The request:
Each line of the material must be repeated precisely, with the pictures left out.

[Records excerpted from a collection]
☆ ☆ ☆ ☆ ☆ ☆ ☆
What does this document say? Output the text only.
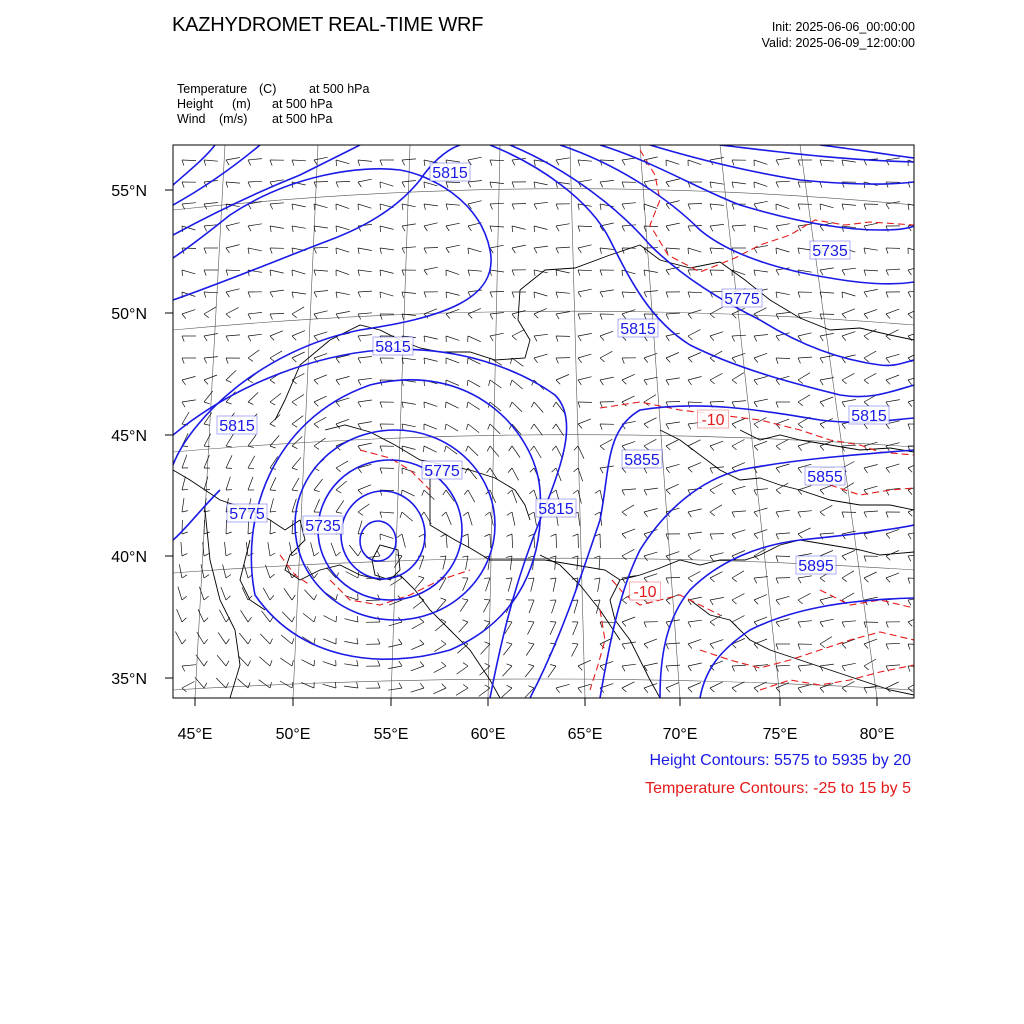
KAZHYDROMET REAL-TIME WRF	Init: 2025-06-06_00:00:00
Valid: 2025-06-09_12:00:00
Temperature (C)	at 500 hPa
Height (m) at 500 hPa
Wind (m/s) at 500 hPa
55°N
50°N
45°N
40°N
35°N
45°E	50°E	55°E	60°E	65°E	70°E	75°E	80°E
5815
5735
5775
5815
5815
5815
5775
5855
5815
5775
5735
5815
5855
5895
-10
-10
Height Contours: 5575 to 5935 by 20
Temperature Contours: -25 to 15 by 5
☆ ☆ ☆ ☆ ☆ ☆ ☆
Solution to this task:
What does this document say? Output the text only.
KAZHYDROMET REAL-TIME WRF	Init: 2025-06-06_00:00:00
Valid: 2025-06-09_12:00:00
Temperature (C)	at 500 hPa
Height (m) at 500 hPa
Wind (m/s) at 500 hPa
55°N
50°N
45°N
40°N
35°N
45°E	50°E	55°E	60°E	65°E	70°E	75°E	80°E
5815
5735
5775
5815
5815
5815
5775
5855
5815
5775
5735
5815
5855
5895
-10
-10
Height Contours: 5575 to 5935 by 20
Temperature Contours: -25 to 15 by 5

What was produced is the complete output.